WRITTEN TASK: Each line of the listing that contains the word "title" is to be copied.

Some records
>>>

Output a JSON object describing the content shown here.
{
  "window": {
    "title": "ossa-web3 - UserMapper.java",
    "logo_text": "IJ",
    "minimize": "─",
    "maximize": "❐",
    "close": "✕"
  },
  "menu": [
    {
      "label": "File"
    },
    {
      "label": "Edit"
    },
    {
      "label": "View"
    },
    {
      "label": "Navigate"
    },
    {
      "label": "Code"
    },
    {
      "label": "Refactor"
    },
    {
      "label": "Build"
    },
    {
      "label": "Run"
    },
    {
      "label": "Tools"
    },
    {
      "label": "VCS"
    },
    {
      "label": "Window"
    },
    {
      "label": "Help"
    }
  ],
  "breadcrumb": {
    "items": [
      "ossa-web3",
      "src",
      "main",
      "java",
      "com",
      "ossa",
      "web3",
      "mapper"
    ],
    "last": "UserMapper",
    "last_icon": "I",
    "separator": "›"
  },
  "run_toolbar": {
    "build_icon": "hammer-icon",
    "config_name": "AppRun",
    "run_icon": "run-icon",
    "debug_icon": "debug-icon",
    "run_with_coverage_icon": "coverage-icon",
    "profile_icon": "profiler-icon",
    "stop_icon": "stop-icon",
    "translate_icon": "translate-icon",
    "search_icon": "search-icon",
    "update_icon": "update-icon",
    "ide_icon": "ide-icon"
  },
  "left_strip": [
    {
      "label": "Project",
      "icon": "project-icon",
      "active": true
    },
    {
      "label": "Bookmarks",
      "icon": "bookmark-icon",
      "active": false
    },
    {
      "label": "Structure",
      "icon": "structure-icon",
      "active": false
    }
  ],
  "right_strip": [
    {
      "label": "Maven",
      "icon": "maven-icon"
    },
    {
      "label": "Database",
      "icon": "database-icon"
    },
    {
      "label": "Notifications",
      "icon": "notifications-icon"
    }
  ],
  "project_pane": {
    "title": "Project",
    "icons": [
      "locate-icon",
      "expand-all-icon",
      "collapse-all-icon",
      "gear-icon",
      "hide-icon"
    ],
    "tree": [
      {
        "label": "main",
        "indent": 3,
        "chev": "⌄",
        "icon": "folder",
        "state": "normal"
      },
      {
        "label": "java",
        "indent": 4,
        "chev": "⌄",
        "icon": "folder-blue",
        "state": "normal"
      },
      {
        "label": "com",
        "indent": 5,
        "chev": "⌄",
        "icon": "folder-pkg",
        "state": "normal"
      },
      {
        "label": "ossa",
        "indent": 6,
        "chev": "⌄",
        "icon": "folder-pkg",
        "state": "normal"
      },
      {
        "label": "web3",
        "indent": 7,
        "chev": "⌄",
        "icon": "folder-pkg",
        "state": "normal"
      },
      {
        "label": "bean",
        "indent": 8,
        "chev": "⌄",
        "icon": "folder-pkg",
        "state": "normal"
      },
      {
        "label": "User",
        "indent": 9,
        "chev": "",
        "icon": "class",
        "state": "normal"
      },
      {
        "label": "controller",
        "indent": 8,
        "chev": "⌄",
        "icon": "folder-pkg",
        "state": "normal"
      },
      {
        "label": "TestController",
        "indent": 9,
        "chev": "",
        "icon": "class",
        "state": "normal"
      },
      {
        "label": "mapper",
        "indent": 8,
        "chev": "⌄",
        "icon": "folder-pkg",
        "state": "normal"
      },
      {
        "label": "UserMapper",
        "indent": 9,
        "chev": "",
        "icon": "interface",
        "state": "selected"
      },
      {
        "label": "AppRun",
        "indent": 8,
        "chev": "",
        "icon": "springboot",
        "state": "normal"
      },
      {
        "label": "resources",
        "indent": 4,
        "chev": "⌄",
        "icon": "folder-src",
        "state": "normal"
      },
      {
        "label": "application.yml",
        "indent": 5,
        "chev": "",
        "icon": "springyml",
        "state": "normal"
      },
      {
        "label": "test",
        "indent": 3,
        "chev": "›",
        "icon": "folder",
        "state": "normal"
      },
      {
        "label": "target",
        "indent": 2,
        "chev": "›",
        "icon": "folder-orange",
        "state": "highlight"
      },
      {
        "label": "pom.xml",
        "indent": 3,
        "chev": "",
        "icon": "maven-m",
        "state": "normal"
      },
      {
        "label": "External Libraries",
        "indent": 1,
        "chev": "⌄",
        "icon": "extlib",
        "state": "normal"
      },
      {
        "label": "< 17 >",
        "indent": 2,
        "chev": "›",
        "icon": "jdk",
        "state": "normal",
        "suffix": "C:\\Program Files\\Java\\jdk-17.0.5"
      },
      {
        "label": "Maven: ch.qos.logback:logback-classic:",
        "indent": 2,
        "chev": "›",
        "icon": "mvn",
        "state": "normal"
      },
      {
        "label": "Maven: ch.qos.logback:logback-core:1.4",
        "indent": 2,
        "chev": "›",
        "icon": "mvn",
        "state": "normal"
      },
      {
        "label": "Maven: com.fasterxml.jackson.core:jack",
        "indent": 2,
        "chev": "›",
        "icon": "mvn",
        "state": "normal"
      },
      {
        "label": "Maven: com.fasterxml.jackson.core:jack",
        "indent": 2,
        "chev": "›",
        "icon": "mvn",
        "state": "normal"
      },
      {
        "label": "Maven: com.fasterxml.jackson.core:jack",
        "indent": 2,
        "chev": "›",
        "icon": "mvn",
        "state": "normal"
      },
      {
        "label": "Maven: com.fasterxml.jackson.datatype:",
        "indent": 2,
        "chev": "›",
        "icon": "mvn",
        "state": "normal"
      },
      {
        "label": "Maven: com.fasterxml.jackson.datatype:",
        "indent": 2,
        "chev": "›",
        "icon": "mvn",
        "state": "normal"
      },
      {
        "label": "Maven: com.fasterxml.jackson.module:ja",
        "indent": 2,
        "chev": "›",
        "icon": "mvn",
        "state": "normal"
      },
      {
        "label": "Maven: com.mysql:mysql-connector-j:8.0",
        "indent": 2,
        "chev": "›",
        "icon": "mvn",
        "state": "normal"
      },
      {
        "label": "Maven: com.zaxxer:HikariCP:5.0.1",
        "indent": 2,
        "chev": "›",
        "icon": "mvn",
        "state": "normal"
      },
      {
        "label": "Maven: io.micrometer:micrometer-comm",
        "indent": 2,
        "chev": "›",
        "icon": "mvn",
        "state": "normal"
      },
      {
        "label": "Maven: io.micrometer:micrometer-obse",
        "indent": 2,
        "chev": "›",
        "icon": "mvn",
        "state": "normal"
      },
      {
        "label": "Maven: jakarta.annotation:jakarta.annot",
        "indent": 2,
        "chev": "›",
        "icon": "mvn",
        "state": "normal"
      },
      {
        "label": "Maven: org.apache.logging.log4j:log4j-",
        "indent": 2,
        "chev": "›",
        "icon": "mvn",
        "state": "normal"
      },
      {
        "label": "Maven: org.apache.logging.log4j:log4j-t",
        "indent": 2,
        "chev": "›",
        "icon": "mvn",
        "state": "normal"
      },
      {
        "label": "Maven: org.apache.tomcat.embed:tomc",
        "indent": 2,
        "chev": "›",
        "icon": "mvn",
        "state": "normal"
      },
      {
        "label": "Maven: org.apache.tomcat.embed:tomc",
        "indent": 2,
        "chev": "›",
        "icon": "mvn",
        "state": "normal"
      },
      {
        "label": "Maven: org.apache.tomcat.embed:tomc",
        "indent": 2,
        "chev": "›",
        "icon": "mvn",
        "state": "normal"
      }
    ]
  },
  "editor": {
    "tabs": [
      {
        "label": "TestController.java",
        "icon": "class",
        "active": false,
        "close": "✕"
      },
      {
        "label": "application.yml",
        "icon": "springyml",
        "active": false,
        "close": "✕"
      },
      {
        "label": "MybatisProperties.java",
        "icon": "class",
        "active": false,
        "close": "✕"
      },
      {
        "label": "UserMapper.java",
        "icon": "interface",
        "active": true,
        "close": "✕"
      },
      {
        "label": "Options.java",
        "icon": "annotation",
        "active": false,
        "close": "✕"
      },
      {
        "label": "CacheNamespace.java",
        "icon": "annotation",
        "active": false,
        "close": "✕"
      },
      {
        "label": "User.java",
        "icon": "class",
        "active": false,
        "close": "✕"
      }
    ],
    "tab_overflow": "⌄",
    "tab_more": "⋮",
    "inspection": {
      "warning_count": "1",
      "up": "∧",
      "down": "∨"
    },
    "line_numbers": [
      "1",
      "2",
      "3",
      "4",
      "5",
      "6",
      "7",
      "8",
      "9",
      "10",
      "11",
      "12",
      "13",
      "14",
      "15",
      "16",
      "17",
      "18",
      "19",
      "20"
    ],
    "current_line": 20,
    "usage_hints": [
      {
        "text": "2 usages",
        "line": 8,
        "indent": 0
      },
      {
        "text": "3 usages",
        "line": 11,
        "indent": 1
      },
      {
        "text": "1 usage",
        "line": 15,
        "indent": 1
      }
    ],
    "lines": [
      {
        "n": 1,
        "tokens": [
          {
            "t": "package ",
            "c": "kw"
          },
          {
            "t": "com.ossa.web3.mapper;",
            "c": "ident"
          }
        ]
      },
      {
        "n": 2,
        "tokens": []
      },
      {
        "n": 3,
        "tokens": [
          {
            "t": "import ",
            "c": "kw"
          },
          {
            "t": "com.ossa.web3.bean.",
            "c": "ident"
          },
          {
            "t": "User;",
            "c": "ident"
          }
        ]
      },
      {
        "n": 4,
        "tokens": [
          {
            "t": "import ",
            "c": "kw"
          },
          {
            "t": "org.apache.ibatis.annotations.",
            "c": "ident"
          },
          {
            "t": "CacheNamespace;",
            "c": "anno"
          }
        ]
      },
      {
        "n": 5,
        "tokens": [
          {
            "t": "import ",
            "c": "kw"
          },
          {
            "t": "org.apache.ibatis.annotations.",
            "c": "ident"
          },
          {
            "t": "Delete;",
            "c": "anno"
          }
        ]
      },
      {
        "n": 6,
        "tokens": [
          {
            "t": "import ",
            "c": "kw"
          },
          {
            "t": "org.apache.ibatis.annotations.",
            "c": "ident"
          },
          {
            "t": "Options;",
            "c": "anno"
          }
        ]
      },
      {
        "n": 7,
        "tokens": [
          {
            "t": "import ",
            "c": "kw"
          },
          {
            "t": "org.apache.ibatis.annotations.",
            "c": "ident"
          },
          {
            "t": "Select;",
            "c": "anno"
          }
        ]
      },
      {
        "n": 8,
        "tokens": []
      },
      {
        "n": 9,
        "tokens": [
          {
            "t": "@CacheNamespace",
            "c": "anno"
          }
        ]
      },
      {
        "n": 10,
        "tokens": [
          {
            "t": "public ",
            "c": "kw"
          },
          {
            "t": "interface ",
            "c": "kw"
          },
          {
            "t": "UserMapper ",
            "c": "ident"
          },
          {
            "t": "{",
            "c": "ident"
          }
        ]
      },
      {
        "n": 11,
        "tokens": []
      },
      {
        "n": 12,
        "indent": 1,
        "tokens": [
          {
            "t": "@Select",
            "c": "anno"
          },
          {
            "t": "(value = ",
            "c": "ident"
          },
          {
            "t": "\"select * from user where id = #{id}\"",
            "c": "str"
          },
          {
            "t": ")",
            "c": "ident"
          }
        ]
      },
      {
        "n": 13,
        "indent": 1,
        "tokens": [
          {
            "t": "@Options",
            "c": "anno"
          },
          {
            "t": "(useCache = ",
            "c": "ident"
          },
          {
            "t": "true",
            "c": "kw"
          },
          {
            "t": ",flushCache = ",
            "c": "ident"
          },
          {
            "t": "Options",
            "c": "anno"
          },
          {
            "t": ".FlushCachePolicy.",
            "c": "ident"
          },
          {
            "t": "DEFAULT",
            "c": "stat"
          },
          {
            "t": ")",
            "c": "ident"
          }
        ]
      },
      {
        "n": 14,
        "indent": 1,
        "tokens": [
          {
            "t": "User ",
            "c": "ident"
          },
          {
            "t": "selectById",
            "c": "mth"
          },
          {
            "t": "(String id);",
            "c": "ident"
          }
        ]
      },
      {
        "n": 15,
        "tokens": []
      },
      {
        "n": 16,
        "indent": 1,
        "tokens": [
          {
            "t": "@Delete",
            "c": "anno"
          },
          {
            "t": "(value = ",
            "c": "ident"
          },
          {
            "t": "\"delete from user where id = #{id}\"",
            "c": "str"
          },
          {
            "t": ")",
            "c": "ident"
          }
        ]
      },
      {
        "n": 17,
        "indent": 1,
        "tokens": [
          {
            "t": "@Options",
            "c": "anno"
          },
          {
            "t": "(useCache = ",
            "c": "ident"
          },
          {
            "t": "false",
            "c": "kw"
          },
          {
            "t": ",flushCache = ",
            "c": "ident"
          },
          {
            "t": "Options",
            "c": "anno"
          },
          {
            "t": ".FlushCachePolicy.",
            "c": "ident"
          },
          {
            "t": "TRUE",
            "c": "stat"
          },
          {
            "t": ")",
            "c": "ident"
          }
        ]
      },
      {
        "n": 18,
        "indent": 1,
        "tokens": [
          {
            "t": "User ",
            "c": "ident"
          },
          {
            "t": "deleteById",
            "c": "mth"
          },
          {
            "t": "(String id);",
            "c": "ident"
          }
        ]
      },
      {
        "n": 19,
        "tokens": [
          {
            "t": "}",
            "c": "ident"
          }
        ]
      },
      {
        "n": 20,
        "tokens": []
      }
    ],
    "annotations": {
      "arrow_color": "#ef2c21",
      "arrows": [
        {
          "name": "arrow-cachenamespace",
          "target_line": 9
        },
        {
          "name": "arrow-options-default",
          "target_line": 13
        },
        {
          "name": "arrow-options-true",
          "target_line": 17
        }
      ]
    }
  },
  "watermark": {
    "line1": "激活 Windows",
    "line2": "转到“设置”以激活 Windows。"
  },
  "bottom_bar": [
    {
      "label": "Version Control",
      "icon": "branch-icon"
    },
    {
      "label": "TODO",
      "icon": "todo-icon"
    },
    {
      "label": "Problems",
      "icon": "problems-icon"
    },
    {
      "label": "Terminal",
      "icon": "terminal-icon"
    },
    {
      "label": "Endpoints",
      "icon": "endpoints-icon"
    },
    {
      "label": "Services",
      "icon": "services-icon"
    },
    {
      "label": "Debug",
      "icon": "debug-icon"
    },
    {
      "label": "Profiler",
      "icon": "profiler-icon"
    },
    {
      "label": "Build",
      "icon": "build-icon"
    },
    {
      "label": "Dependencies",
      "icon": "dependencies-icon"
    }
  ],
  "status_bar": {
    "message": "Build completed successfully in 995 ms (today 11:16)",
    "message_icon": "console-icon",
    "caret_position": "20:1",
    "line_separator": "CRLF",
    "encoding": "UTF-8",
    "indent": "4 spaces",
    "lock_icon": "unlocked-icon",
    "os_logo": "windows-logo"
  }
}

<<<

WRITTEN ANSWER:
    "title": "ossa-web3 - UserMapper.java",
    "title": "Project",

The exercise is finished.